(Collected data)
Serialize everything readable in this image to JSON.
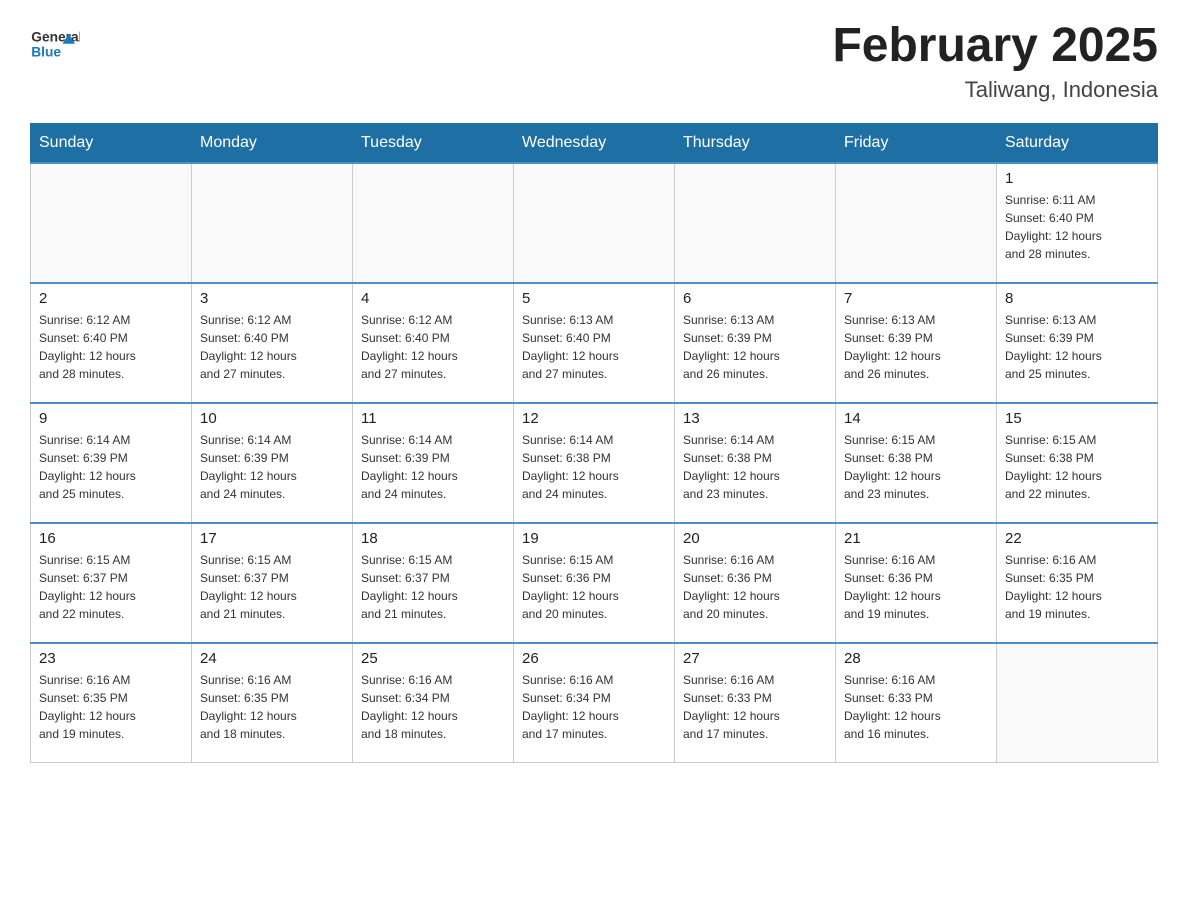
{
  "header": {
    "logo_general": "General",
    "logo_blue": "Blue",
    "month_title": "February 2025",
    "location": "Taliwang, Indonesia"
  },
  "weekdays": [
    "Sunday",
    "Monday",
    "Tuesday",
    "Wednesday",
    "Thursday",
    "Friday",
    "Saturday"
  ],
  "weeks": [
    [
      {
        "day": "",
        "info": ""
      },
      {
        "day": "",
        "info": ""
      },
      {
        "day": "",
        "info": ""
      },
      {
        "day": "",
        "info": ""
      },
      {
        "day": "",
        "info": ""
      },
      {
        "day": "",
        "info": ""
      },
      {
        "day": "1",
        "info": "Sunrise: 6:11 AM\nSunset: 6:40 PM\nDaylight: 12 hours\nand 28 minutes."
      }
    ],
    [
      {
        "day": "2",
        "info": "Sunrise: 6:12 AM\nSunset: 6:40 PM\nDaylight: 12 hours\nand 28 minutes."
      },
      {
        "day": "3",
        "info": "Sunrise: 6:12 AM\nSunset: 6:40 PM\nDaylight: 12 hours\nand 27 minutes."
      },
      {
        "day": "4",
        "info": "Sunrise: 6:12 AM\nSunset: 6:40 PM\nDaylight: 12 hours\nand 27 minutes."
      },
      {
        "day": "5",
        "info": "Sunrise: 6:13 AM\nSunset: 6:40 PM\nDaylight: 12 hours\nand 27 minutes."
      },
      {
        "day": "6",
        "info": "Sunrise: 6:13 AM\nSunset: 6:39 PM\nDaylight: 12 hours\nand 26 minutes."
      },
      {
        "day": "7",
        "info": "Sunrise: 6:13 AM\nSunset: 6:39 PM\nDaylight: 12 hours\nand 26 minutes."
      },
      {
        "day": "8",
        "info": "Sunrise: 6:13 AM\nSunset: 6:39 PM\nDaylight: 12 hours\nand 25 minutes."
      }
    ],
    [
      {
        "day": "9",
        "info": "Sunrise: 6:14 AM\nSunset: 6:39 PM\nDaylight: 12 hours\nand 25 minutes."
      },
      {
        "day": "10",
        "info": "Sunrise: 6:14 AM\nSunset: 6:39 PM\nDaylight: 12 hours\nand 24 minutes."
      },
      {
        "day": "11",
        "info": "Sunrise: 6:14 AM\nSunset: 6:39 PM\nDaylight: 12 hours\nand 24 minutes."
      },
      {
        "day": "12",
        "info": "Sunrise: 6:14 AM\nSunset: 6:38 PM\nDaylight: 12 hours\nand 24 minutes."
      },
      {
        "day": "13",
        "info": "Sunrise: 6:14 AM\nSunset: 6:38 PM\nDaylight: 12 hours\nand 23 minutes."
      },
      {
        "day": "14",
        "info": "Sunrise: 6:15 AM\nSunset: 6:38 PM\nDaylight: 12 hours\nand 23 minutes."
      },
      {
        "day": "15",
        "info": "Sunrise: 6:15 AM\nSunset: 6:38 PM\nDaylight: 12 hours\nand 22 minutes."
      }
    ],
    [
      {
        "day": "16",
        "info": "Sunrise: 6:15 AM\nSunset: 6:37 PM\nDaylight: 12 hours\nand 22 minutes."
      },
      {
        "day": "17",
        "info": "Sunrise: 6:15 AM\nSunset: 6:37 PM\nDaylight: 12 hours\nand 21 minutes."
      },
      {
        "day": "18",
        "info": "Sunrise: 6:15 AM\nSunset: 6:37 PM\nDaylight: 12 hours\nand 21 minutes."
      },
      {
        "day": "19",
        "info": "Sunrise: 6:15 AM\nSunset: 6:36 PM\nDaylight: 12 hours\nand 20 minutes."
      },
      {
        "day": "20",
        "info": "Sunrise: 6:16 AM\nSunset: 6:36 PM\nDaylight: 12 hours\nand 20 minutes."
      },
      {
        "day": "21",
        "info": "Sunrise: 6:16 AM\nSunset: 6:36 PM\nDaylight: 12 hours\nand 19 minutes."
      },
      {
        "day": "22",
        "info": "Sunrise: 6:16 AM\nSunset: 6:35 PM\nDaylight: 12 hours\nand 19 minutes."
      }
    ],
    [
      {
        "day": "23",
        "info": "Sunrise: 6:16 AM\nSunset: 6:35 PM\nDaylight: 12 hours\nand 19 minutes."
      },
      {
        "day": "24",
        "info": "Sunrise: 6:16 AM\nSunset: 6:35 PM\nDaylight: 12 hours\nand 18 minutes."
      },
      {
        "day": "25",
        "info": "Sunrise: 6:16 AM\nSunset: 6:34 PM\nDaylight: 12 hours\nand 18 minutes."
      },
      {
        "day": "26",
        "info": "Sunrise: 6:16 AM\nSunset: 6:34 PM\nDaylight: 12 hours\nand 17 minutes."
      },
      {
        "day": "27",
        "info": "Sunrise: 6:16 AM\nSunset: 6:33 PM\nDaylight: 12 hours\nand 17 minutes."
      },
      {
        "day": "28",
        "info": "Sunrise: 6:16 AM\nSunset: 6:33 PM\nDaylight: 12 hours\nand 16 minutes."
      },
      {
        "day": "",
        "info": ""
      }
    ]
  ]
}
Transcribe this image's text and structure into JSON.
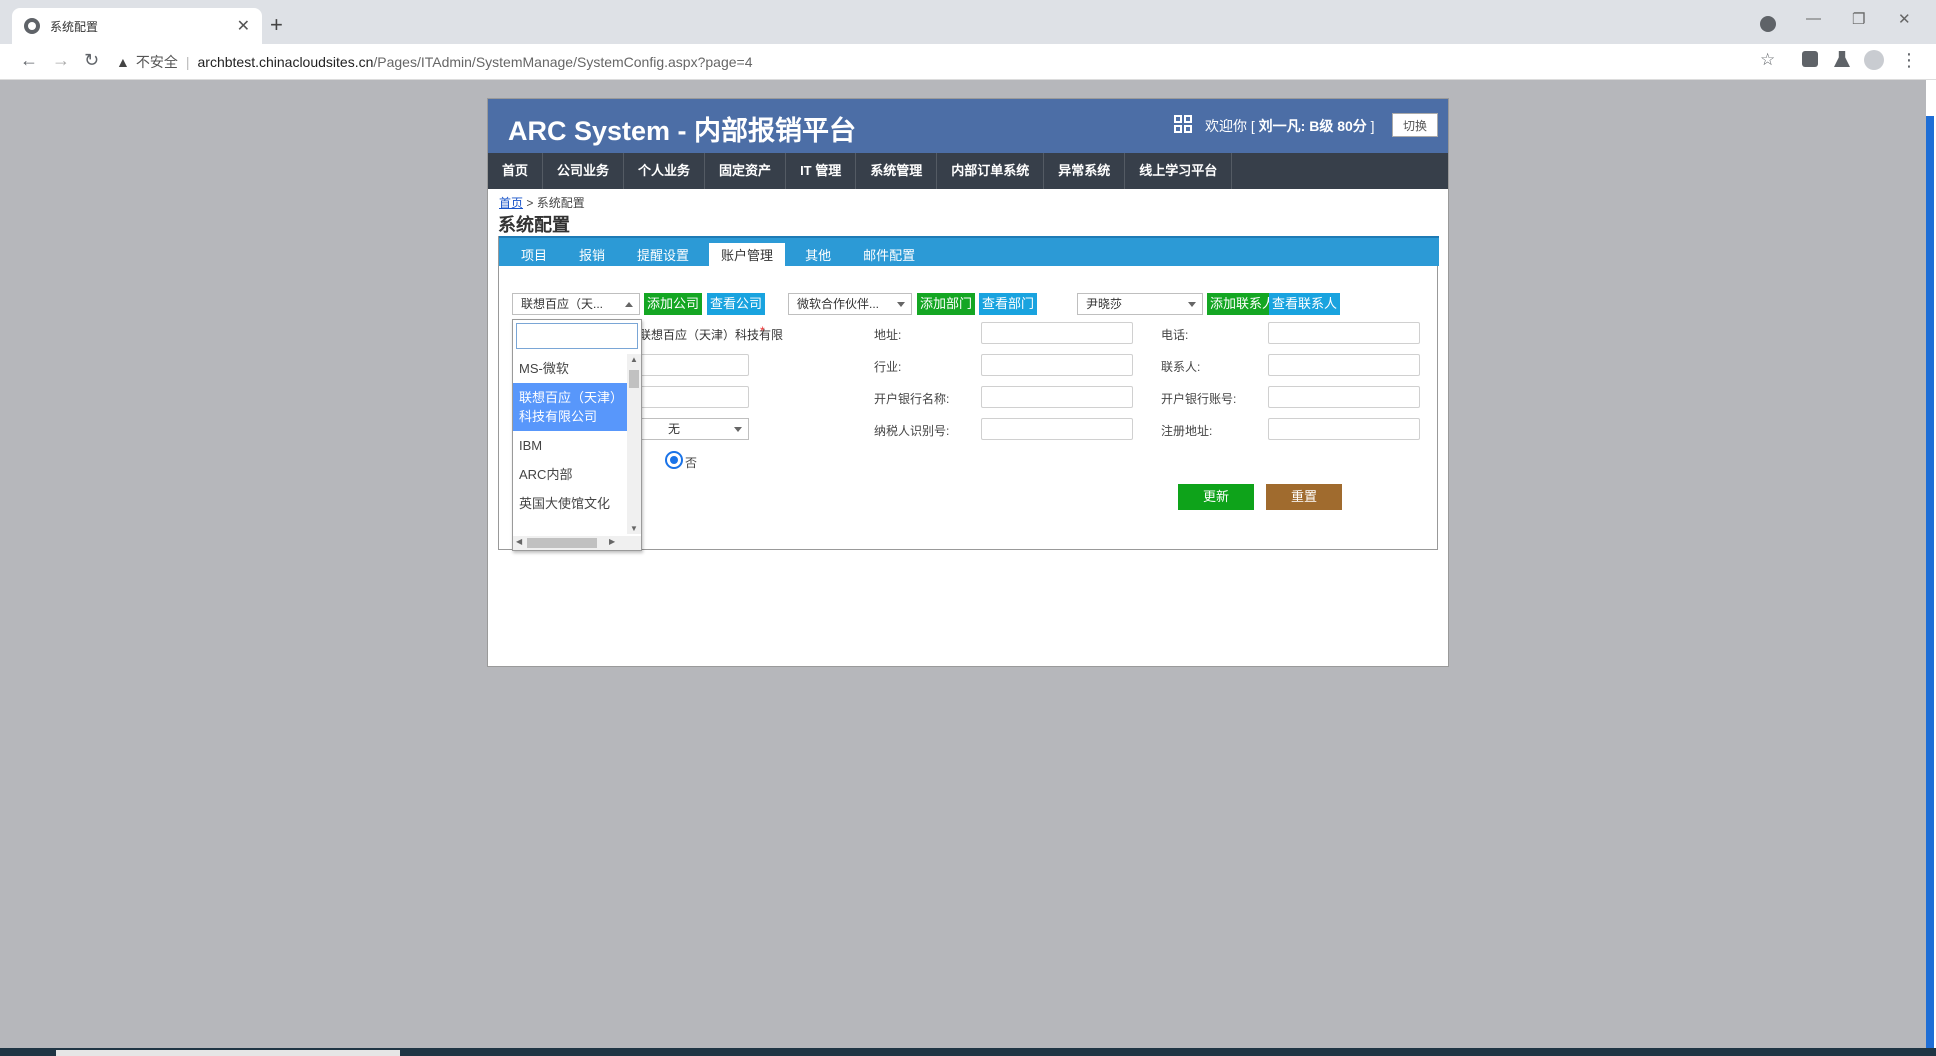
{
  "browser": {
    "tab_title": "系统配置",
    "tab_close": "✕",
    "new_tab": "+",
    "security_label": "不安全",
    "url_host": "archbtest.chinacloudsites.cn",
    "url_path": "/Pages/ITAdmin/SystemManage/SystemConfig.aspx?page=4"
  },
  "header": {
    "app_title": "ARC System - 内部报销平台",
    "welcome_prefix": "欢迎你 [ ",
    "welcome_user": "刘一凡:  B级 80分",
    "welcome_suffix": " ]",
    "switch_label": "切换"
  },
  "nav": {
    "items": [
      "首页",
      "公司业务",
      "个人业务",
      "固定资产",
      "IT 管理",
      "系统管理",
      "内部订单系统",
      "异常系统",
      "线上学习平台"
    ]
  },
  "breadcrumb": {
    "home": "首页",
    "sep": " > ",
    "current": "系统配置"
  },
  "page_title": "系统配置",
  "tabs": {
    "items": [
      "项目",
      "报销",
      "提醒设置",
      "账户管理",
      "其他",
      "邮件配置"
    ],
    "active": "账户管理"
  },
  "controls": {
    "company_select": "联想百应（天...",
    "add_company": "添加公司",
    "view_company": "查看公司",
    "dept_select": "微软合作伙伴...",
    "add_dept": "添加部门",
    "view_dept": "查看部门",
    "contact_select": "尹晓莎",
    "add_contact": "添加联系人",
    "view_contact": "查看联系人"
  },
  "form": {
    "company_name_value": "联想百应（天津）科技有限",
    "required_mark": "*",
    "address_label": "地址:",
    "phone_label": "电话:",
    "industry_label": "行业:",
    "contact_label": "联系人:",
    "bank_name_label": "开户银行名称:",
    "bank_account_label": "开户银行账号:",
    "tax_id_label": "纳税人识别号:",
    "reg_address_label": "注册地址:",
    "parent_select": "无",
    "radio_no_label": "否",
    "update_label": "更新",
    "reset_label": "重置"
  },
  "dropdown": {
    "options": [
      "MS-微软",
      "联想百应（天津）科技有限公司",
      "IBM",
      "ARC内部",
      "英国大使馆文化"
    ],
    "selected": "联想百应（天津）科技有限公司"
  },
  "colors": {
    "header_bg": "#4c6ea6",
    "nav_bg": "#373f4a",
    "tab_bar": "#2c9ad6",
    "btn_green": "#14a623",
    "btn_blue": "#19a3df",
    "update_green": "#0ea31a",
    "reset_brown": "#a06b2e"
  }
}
---
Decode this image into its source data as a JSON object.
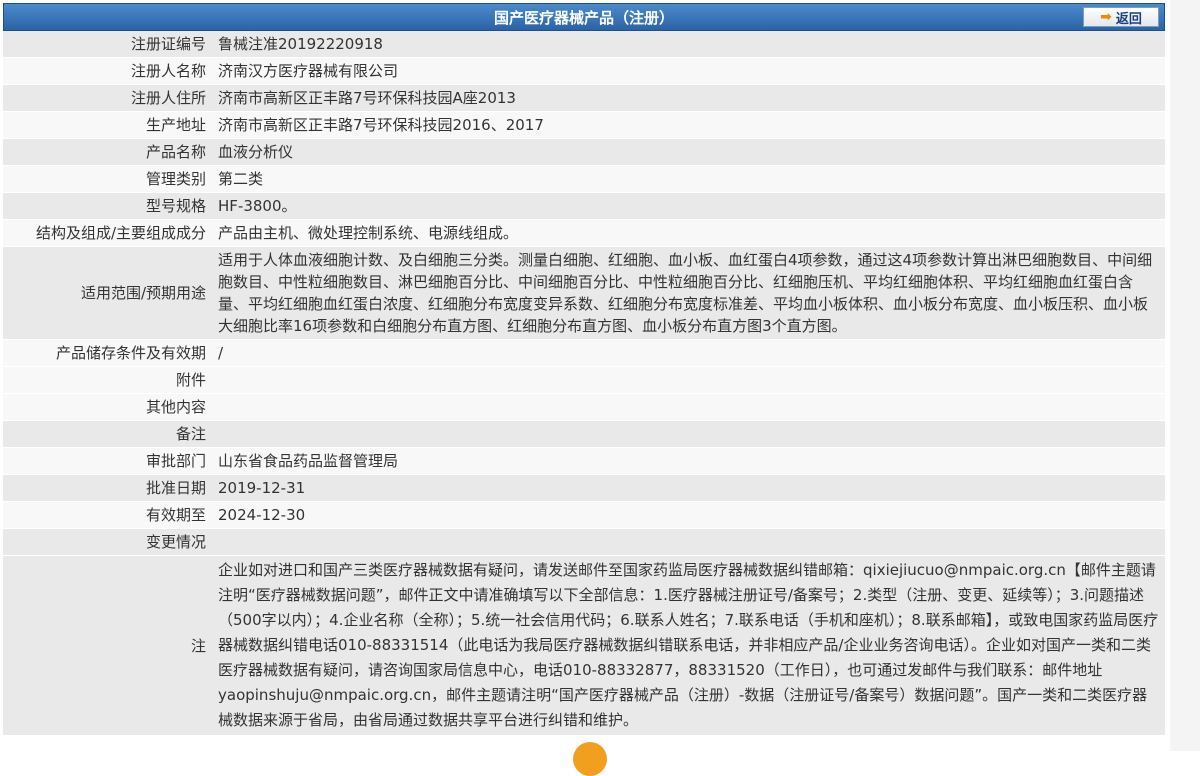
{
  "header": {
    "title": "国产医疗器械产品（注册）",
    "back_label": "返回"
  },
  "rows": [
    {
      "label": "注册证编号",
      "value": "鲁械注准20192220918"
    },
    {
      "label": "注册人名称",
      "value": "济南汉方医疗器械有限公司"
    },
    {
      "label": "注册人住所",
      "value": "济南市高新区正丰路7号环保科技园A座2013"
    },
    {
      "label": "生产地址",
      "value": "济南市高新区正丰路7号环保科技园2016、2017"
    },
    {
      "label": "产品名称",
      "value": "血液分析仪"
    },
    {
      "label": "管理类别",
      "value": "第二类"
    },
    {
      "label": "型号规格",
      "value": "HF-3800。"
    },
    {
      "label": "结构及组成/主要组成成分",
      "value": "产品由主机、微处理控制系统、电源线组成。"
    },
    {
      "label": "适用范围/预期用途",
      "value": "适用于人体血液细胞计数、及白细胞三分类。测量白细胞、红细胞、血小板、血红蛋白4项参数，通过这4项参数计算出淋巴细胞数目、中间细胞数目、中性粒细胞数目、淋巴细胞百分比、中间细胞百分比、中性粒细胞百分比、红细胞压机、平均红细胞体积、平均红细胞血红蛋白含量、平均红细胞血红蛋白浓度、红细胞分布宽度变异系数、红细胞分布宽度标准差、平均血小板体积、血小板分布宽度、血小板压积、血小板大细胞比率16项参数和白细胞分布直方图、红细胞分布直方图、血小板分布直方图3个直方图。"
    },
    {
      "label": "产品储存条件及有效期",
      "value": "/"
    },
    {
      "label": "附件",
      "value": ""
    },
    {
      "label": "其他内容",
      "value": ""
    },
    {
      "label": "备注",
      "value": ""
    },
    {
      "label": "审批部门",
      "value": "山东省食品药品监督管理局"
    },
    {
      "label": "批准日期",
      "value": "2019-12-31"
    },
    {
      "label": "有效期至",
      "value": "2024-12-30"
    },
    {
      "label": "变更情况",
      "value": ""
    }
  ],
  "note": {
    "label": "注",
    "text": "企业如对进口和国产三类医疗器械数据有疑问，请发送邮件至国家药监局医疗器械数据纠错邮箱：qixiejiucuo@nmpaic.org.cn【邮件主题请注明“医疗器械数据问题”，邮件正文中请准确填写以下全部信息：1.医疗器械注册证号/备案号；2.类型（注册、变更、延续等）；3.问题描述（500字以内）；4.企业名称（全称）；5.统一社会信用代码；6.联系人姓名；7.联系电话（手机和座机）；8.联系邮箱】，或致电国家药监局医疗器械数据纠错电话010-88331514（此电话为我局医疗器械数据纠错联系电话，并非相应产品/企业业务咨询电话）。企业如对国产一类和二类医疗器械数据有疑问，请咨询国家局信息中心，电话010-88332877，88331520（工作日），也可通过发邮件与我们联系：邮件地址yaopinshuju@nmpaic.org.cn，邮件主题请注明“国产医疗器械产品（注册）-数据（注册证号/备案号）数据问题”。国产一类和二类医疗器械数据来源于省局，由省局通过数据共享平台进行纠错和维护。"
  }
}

PROBLEM DETAILS => Using the material above, report each line where "联想百应" occurs.

CORRECT ANSWER =>
    "company_select": "联想百应（天...",
    "company_name_value": "联想百应（天津）科技有限",
      "联想百应（天津）科技有限公司",
    "selected": "联想百应（天津）科技有限公司"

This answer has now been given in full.